→ RECORDS FOR PROCESSING
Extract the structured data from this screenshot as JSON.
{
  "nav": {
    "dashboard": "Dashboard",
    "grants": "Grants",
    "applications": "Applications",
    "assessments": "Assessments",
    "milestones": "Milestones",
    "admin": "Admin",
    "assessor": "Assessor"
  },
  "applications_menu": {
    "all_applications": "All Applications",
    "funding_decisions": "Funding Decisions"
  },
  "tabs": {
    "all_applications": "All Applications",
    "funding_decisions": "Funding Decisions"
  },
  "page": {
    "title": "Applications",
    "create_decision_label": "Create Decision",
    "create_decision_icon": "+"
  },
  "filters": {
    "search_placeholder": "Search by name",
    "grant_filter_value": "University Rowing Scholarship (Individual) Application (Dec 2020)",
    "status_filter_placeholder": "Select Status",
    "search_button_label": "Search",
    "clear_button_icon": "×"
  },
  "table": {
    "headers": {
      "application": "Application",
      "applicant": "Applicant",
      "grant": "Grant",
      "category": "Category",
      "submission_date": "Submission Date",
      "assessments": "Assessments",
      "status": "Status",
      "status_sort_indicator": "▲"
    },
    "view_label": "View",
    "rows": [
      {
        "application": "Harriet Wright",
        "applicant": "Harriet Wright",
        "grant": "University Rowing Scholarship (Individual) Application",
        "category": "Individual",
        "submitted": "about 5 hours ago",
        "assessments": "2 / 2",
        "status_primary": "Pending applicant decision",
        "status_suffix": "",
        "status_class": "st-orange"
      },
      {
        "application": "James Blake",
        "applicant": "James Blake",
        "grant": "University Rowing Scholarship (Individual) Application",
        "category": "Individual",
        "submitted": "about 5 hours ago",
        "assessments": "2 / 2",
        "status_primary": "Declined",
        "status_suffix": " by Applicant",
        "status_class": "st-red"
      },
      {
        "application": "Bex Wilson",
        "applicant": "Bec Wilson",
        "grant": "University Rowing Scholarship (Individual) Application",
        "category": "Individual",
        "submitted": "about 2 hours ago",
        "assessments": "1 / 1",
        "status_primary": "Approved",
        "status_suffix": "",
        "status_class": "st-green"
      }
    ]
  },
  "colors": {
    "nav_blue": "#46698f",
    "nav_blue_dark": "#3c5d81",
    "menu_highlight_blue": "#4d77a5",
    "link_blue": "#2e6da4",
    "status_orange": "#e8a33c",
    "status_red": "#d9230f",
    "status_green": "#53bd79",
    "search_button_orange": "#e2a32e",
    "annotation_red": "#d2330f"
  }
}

→ TASK STATEMENT
Output all of the material, please, exactly as it stands.

→ EXPECTED OUTPUT
Extract the structured data from this screenshot as JSON.
{
  "nav": {
    "dashboard": "Dashboard",
    "grants": "Grants",
    "applications": "Applications",
    "assessments": "Assessments",
    "milestones": "Milestones",
    "admin": "Admin",
    "assessor": "Assessor"
  },
  "applications_menu": {
    "all_applications": "All Applications",
    "funding_decisions": "Funding Decisions"
  },
  "tabs": {
    "all_applications": "All Applications",
    "funding_decisions": "Funding Decisions"
  },
  "page": {
    "title": "Applications",
    "create_decision_label": "Create Decision",
    "create_decision_icon": "+"
  },
  "filters": {
    "search_placeholder": "Search by name",
    "grant_filter_value": "University Rowing Scholarship (Individual) Application (Dec 2020)",
    "status_filter_placeholder": "Select Status",
    "search_button_label": "Search",
    "clear_button_icon": "×"
  },
  "table": {
    "headers": {
      "application": "Application",
      "applicant": "Applicant",
      "grant": "Grant",
      "category": "Category",
      "submission_date": "Submission Date",
      "assessments": "Assessments",
      "status": "Status",
      "status_sort_indicator": "▲"
    },
    "view_label": "View",
    "rows": [
      {
        "application": "Harriet Wright",
        "applicant": "Harriet Wright",
        "grant": "University Rowing Scholarship (Individual) Application",
        "category": "Individual",
        "submitted": "about 5 hours ago",
        "assessments": "2 / 2",
        "status_primary": "Pending applicant decision",
        "status_suffix": "",
        "status_class": "st-orange"
      },
      {
        "application": "James Blake",
        "applicant": "James Blake",
        "grant": "University Rowing Scholarship (Individual) Application",
        "category": "Individual",
        "submitted": "about 5 hours ago",
        "assessments": "2 / 2",
        "status_primary": "Declined",
        "status_suffix": " by Applicant",
        "status_class": "st-red"
      },
      {
        "application": "Bex Wilson",
        "applicant": "Bec Wilson",
        "grant": "University Rowing Scholarship (Individual) Application",
        "category": "Individual",
        "submitted": "about 2 hours ago",
        "assessments": "1 / 1",
        "status_primary": "Approved",
        "status_suffix": "",
        "status_class": "st-green"
      }
    ]
  },
  "colors": {
    "nav_blue": "#46698f",
    "nav_blue_dark": "#3c5d81",
    "menu_highlight_blue": "#4d77a5",
    "link_blue": "#2e6da4",
    "status_orange": "#e8a33c",
    "status_red": "#d9230f",
    "status_green": "#53bd79",
    "search_button_orange": "#e2a32e",
    "annotation_red": "#d2330f"
  }
}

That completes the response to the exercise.